---------- DATA FOR PROCESSING

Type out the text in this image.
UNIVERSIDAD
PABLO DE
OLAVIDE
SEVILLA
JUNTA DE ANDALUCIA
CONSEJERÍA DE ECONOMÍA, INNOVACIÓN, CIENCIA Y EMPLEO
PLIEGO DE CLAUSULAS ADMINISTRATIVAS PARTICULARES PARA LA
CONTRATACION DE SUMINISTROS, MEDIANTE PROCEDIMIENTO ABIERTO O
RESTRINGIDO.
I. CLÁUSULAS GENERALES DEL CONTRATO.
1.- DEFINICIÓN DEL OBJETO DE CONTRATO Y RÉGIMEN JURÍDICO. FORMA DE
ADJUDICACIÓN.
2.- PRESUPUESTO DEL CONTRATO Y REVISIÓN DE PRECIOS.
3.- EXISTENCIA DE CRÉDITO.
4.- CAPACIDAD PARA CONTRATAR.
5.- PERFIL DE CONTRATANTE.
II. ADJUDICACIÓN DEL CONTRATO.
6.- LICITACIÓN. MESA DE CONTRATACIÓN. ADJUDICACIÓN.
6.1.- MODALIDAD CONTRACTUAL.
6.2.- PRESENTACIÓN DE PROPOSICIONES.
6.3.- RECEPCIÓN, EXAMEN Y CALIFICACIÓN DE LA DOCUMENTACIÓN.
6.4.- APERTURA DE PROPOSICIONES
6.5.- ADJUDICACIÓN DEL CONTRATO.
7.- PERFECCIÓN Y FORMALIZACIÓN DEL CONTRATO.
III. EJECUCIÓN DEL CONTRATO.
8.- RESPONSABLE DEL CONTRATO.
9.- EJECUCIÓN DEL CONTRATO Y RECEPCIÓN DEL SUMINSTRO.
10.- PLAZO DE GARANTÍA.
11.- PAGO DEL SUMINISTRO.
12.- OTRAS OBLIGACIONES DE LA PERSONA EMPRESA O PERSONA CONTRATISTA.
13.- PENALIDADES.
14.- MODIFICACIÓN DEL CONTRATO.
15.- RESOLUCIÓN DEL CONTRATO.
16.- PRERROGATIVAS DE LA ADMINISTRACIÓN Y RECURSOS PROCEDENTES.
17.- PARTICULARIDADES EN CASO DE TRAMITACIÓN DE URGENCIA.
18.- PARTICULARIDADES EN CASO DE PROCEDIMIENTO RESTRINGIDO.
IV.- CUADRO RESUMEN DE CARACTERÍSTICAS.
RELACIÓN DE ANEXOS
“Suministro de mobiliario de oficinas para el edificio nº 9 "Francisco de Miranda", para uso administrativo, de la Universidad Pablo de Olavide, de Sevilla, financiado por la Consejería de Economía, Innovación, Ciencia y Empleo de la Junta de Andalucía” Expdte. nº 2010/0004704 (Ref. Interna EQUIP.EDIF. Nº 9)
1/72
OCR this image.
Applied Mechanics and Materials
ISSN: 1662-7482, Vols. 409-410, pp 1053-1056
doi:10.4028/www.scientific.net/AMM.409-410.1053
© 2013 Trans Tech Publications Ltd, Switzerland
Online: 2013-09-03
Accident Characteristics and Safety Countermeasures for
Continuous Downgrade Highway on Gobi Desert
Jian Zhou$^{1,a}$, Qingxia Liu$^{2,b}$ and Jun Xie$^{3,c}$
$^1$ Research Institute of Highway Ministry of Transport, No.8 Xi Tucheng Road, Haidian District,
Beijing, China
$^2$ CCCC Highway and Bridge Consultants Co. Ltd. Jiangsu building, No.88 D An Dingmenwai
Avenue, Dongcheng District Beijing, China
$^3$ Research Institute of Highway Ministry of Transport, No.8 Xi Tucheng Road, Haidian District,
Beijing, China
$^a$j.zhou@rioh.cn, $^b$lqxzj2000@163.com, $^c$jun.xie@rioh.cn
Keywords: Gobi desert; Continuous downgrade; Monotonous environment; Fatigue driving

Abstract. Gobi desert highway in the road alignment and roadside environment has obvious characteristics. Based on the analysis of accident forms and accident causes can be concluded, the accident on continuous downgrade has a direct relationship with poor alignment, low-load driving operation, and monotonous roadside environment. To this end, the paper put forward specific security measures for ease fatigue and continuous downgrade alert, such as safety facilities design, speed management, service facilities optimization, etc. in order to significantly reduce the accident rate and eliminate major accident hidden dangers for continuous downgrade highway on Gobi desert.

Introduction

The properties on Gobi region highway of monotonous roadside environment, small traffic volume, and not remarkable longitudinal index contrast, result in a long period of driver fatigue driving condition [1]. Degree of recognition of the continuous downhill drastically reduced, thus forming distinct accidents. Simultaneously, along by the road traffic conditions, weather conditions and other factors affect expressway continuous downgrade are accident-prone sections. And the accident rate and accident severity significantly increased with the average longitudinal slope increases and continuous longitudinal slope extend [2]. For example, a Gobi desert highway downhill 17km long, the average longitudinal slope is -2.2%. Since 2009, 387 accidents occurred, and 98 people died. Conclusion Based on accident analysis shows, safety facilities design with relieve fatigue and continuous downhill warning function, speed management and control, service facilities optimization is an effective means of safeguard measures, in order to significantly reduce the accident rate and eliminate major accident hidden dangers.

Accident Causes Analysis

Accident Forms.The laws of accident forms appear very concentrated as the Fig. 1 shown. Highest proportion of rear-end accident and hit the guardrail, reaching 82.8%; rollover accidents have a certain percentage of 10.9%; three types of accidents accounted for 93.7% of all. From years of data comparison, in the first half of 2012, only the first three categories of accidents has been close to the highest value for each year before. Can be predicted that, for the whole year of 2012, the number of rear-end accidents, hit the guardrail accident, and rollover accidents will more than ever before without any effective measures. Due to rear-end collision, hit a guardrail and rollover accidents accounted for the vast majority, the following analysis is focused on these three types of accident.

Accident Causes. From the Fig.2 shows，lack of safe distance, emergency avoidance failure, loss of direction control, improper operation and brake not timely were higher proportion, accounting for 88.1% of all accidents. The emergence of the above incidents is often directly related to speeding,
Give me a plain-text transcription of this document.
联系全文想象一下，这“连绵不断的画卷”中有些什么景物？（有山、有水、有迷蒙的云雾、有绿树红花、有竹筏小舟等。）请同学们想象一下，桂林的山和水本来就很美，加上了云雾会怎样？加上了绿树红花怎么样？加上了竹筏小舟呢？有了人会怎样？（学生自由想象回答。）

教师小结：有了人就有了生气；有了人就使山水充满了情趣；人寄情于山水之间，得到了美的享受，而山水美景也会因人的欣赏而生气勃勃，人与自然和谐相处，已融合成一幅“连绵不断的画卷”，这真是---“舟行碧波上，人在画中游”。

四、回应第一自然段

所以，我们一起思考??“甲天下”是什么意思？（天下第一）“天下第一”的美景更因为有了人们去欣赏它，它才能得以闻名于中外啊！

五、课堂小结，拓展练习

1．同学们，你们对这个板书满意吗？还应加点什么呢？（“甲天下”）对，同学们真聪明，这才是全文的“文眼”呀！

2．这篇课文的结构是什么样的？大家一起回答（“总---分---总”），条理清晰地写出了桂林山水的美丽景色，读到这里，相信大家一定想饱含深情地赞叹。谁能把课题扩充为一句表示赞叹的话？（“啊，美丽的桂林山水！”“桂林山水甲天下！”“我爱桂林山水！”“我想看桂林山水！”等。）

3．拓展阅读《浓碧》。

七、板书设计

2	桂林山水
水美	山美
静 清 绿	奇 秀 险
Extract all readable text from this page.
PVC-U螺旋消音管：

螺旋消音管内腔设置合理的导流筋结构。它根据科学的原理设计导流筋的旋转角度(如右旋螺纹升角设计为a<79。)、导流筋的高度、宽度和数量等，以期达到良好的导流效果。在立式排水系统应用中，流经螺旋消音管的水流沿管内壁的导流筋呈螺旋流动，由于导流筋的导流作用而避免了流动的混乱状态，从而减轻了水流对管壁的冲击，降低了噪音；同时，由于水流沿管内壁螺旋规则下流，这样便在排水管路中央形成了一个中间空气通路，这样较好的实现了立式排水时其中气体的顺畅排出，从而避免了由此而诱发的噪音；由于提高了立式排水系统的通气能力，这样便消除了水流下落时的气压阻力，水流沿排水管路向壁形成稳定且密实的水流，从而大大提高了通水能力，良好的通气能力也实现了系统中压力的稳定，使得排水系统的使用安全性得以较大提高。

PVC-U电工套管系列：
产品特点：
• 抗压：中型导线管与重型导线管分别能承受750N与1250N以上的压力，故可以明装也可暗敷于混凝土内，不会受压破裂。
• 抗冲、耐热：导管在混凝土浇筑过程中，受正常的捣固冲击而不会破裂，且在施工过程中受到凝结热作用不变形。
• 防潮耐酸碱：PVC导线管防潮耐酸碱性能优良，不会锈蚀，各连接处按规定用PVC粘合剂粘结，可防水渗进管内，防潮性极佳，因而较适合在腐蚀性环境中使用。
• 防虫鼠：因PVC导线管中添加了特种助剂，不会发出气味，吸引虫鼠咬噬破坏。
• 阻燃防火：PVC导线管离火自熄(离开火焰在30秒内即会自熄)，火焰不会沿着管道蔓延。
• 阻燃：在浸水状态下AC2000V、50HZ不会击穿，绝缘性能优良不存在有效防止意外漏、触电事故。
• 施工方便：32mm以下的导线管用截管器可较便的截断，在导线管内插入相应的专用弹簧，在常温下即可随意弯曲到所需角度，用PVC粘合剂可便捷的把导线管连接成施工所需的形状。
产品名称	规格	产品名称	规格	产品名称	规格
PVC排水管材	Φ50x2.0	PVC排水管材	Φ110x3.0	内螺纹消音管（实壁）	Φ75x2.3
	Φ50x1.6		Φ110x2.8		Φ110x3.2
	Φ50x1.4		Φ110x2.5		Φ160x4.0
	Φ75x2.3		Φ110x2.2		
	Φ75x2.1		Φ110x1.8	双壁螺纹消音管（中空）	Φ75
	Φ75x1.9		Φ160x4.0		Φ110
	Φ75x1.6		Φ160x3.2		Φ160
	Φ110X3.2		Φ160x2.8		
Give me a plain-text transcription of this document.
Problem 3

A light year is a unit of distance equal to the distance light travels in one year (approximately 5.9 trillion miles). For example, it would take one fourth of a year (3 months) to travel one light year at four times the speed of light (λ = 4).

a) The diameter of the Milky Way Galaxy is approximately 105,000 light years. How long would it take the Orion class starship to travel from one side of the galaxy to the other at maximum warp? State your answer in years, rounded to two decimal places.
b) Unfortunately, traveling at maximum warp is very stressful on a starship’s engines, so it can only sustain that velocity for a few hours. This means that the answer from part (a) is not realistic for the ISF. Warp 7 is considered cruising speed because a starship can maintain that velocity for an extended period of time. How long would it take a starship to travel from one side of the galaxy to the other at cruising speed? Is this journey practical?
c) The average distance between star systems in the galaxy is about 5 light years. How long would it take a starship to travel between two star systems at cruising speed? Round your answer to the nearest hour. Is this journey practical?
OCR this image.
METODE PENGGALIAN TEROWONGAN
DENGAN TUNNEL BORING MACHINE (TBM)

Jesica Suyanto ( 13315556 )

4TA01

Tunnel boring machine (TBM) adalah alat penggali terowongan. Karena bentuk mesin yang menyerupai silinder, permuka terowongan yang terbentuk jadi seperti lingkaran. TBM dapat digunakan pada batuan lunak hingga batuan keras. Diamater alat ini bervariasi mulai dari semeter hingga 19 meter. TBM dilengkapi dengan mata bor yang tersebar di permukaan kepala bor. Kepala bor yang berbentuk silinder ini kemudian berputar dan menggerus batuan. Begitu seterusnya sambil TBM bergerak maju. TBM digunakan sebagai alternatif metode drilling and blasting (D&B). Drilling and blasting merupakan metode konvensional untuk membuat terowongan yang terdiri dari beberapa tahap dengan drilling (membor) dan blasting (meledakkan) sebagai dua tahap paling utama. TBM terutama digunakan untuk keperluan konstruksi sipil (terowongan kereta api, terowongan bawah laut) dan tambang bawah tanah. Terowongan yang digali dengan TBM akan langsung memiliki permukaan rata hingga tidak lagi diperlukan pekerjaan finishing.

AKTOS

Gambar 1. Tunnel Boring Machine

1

--------------------

* TASK PROMPT
Scan the lines for the string "PROPOSICIONES". Pick out every line that has it.

* RESPONSE BELOW
6.2.- PRESENTACIÓN DE PROPOSICIONES.
6.4.- APERTURA DE PROPOSICIONES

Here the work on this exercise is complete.